Dataset records
★ ★ ★ ★ ★ ★ ★

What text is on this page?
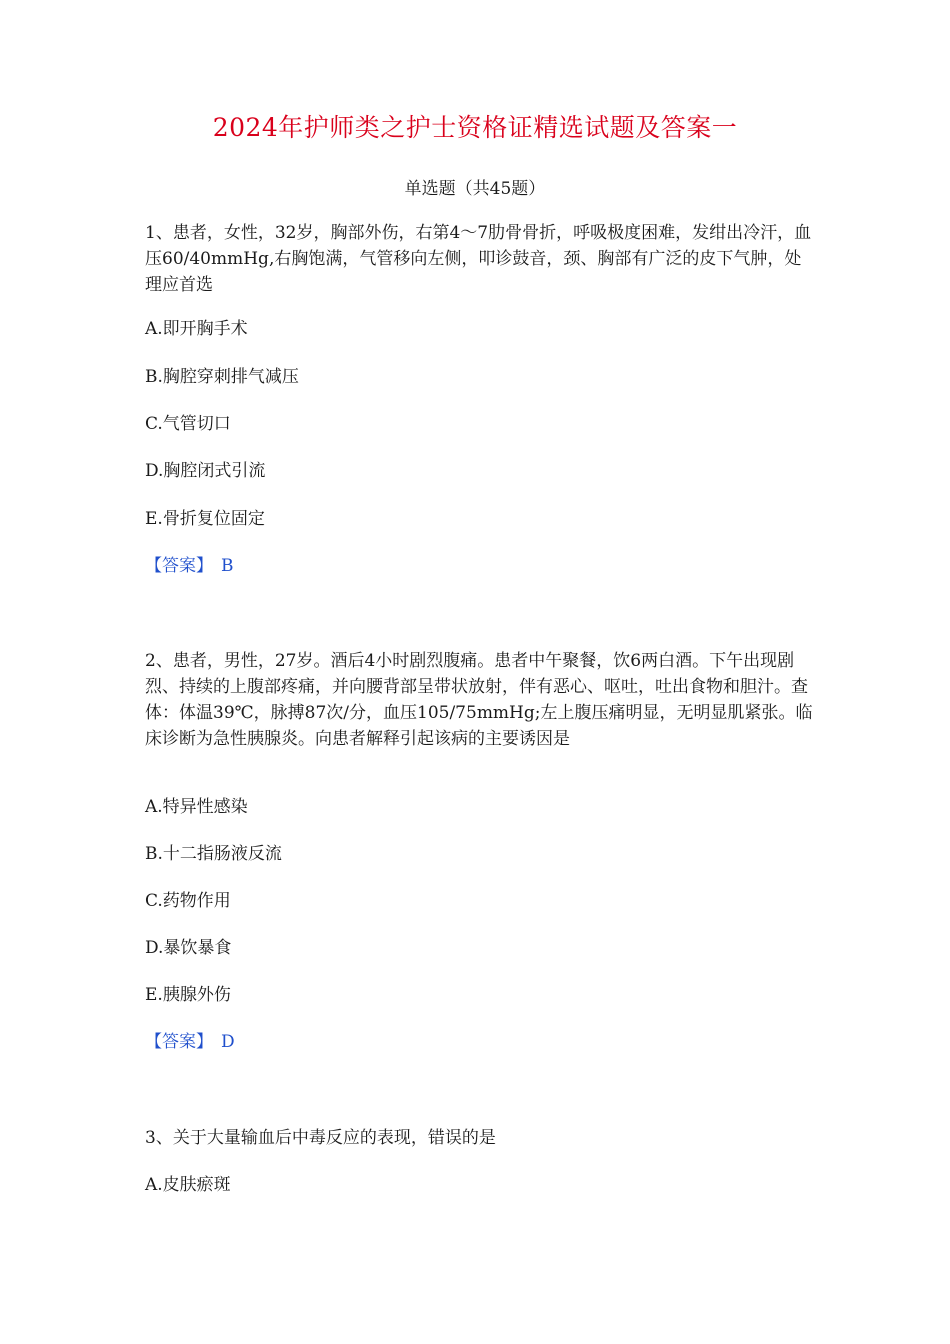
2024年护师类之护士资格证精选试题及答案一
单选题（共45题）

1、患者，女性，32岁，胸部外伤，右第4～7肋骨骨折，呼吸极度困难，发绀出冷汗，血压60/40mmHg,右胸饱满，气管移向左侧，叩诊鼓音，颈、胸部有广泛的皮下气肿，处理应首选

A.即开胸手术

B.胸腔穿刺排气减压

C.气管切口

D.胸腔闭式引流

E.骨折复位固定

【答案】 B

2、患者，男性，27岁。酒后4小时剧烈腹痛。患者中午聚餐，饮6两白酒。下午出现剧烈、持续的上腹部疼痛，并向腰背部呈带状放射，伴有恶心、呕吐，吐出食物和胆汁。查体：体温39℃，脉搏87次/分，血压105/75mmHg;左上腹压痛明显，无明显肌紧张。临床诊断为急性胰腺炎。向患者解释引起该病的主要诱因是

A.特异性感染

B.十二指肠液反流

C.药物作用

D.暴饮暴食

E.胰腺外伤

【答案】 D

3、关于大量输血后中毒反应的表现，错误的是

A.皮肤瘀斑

★ ★ ★ ★ ★ ★ ★

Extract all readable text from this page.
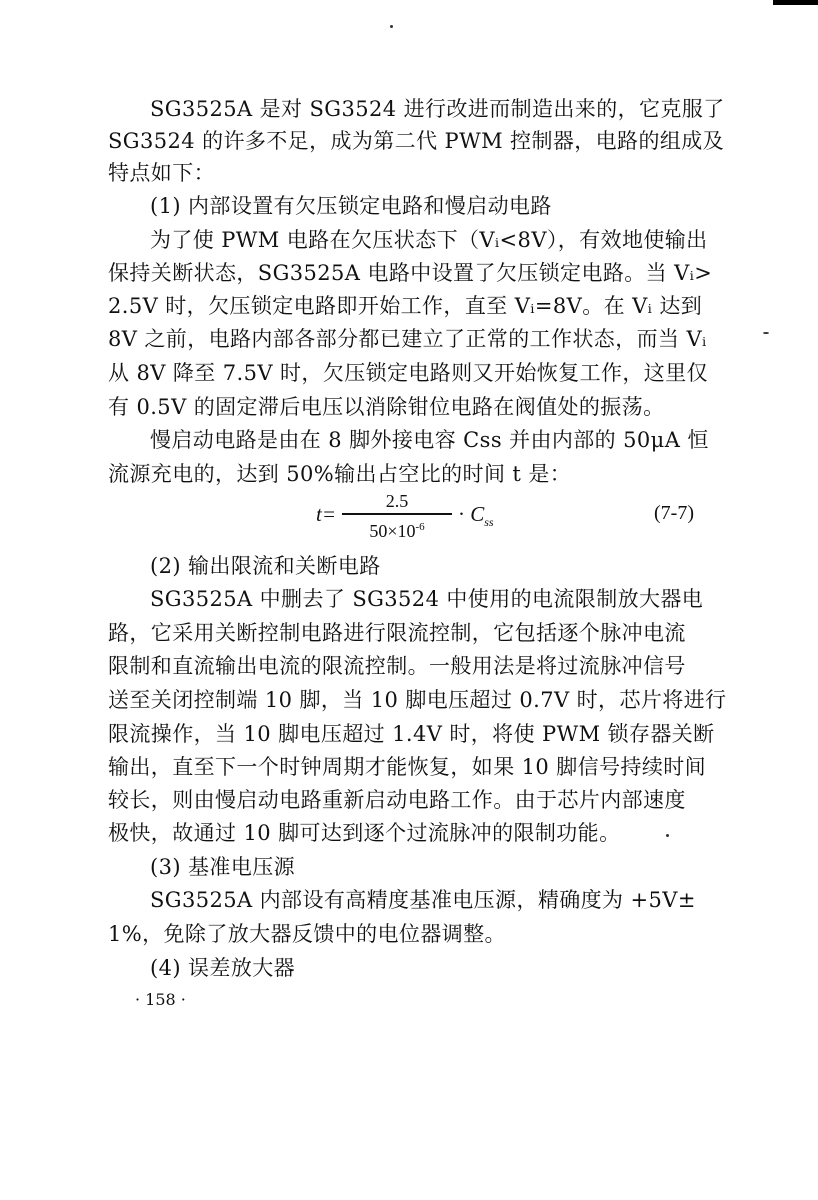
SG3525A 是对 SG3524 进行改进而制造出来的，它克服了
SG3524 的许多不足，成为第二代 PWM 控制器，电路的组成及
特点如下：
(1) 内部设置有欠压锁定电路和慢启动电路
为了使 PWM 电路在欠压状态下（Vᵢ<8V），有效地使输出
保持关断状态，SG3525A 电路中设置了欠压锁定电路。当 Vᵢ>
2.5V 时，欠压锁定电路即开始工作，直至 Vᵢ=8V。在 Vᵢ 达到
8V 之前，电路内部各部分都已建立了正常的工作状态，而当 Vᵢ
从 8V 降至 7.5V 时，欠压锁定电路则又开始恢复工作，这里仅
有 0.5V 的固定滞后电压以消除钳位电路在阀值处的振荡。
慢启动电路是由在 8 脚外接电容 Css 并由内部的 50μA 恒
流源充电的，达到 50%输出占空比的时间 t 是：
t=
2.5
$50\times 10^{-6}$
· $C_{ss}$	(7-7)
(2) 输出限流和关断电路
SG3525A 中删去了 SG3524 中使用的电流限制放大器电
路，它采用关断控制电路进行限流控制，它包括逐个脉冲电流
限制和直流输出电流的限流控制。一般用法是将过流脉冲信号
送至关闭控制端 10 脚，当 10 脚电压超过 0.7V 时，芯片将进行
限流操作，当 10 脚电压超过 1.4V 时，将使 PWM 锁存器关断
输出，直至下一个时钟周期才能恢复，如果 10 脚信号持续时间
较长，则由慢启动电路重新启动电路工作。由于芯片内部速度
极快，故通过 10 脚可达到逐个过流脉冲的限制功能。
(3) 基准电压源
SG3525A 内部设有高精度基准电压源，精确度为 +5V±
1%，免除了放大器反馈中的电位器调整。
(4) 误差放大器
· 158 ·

★ ★ ★ ★ ★ ★ ★

▶ Aim of the exercise:
Find every line that holds "脚电压超过" and copy it.

▶ Answer to this task:
送至关闭控制端 10 脚，当 10 脚电压超过 0.7V 时，芯片将进行
限流操作，当 10 脚电压超过 1.4V 时，将使 PWM 锁存器关断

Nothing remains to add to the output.